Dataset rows
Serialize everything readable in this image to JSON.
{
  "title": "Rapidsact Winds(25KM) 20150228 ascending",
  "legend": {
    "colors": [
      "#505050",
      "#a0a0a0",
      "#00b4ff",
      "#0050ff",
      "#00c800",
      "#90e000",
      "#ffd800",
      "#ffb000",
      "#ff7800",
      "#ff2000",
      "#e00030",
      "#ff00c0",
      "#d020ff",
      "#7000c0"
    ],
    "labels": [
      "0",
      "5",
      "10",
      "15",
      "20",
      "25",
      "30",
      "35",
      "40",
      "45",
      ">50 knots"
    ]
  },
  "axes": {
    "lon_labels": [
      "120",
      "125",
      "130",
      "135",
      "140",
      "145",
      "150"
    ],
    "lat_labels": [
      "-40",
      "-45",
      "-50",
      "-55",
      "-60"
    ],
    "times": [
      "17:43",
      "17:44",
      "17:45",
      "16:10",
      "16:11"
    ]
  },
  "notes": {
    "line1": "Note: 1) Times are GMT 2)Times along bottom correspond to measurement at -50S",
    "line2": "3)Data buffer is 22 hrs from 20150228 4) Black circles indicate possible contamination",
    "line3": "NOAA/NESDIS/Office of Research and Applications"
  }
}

> _EXERCISE_
Copy every line of the material, please, keeping it exactly the same.

> _FINISHED TASK_
Serialize everything readable in this image to JSON.
{
  "title": "Rapidsact Winds(25KM) 20150228 ascending",
  "legend": {
    "colors": [
      "#505050",
      "#a0a0a0",
      "#00b4ff",
      "#0050ff",
      "#00c800",
      "#90e000",
      "#ffd800",
      "#ffb000",
      "#ff7800",
      "#ff2000",
      "#e00030",
      "#ff00c0",
      "#d020ff",
      "#7000c0"
    ],
    "labels": [
      "0",
      "5",
      "10",
      "15",
      "20",
      "25",
      "30",
      "35",
      "40",
      "45",
      ">50 knots"
    ]
  },
  "axes": {
    "lon_labels": [
      "120",
      "125",
      "130",
      "135",
      "140",
      "145",
      "150"
    ],
    "lat_labels": [
      "-40",
      "-45",
      "-50",
      "-55",
      "-60"
    ],
    "times": [
      "17:43",
      "17:44",
      "17:45",
      "16:10",
      "16:11"
    ]
  },
  "notes": {
    "line1": "Note: 1) Times are GMT 2)Times along bottom correspond to measurement at -50S",
    "line2": "3)Data buffer is 22 hrs from 20150228 4) Black circles indicate possible contamination",
    "line3": "NOAA/NESDIS/Office of Research and Applications"
  }
}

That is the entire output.